Data entries:
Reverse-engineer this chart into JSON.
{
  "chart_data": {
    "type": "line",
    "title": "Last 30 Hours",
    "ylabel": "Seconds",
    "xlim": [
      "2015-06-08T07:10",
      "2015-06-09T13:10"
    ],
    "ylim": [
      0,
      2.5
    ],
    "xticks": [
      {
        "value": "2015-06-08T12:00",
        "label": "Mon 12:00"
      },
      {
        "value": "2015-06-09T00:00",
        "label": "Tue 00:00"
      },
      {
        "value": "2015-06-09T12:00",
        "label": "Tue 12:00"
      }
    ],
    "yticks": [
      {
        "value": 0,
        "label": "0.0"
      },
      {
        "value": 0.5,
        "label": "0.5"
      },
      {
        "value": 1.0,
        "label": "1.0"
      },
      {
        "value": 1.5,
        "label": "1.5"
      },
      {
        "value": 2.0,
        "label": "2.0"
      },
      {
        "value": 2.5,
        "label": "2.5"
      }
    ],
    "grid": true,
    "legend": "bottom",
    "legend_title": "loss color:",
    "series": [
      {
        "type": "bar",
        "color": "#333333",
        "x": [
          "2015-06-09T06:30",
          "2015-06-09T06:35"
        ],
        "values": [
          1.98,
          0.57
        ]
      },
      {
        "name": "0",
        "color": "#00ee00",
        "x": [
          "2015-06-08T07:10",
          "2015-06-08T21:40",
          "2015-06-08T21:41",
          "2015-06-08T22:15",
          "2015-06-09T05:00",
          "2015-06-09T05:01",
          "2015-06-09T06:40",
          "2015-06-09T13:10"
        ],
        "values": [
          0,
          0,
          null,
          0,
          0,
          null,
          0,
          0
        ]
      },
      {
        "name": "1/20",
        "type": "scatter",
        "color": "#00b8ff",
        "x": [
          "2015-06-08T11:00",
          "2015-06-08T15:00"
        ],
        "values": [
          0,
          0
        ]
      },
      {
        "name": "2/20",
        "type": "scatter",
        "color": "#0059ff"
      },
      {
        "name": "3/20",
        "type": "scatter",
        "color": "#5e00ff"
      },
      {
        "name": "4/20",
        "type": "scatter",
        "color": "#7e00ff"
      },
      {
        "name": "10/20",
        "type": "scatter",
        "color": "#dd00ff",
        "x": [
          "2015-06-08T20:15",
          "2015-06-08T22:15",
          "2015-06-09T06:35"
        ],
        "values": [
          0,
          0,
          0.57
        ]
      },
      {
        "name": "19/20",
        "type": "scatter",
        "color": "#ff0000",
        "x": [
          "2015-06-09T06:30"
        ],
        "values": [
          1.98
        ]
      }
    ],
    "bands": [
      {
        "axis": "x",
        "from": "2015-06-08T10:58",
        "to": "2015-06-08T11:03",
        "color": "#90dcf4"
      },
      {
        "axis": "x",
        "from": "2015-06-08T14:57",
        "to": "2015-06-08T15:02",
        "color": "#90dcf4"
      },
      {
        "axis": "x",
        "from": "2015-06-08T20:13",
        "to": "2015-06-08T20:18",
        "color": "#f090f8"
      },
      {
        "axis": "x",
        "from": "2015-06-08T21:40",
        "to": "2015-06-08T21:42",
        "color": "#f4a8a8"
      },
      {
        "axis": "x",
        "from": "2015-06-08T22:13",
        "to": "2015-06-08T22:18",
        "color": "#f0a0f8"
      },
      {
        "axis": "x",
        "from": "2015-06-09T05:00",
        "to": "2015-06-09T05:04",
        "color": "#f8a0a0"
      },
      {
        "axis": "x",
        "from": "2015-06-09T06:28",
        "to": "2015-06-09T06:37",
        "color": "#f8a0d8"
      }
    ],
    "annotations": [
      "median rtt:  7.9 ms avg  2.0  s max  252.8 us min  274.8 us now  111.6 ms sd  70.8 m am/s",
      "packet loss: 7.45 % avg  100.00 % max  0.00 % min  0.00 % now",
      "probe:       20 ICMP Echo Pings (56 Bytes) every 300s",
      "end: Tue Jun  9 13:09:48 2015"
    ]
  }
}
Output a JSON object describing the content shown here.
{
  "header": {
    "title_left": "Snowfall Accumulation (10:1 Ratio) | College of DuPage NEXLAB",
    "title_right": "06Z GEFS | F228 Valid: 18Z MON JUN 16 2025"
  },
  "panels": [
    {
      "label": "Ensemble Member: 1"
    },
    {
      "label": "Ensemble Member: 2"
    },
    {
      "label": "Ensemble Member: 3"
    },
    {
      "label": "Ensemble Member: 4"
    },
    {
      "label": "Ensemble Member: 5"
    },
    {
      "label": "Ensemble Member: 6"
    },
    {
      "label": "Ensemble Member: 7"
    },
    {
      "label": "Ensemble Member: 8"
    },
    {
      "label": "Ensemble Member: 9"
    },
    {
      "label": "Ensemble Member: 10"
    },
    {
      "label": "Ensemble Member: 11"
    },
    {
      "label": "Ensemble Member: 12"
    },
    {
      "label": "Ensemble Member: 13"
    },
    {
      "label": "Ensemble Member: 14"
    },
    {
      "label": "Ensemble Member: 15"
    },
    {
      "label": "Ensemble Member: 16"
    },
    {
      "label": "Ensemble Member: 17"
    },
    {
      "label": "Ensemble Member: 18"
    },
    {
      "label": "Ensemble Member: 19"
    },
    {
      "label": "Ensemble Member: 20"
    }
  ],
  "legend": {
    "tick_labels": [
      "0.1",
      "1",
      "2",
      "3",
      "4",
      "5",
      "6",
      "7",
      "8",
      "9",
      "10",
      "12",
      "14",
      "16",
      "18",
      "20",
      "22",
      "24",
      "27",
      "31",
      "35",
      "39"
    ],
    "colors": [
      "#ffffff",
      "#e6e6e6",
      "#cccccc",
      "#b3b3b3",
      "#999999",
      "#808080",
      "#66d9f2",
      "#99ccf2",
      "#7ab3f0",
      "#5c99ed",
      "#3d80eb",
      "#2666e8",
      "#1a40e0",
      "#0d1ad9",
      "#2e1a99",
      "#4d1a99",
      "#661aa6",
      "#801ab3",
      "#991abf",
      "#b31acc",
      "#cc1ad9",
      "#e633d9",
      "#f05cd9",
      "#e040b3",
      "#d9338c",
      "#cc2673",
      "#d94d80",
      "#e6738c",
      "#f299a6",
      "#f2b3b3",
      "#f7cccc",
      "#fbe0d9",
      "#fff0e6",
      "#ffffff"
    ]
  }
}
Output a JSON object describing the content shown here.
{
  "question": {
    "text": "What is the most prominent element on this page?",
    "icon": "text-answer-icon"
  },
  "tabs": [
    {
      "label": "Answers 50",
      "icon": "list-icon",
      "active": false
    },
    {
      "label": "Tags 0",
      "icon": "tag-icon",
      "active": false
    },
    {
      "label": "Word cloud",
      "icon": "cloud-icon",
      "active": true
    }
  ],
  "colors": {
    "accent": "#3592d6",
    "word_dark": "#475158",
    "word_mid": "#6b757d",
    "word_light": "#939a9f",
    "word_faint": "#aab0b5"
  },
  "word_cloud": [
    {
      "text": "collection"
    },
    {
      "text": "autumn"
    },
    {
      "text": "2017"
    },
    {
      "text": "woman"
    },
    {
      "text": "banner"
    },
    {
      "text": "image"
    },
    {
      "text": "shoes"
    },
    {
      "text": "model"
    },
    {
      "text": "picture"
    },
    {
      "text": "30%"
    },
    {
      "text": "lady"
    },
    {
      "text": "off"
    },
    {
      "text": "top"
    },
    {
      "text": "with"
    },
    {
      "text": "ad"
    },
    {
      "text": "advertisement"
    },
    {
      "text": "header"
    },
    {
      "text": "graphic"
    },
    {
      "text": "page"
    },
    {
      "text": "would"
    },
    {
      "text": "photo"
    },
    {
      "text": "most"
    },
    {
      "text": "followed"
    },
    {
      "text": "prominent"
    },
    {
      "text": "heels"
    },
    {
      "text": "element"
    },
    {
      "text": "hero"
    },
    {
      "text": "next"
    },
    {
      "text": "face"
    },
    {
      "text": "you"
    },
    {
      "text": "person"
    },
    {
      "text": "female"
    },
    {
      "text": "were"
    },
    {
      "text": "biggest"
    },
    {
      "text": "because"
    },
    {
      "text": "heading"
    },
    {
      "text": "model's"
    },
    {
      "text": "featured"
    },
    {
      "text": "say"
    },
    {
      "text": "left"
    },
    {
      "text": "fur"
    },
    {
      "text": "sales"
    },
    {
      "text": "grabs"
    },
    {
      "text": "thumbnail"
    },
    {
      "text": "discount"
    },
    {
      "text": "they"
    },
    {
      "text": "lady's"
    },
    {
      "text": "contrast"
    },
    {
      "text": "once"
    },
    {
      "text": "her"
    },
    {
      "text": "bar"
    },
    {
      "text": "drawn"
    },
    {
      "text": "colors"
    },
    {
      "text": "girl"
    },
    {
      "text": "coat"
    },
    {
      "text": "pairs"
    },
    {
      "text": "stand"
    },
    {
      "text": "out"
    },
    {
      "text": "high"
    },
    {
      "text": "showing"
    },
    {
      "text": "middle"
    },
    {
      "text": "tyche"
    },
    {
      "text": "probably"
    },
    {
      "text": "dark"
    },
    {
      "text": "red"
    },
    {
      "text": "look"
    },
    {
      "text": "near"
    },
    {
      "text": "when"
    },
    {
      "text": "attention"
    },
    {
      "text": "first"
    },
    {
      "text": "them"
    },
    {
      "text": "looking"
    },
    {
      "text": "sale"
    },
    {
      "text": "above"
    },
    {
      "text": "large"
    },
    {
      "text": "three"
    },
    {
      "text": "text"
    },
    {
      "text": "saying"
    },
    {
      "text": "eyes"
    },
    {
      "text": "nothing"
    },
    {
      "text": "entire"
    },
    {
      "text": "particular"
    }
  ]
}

▶ [Stated problem] Wherever "prominent" shows up in a line, copy that line.

▶ [Response to this exercise]
    "text": "What is the most prominent element on this page?",
      "text": "prominent"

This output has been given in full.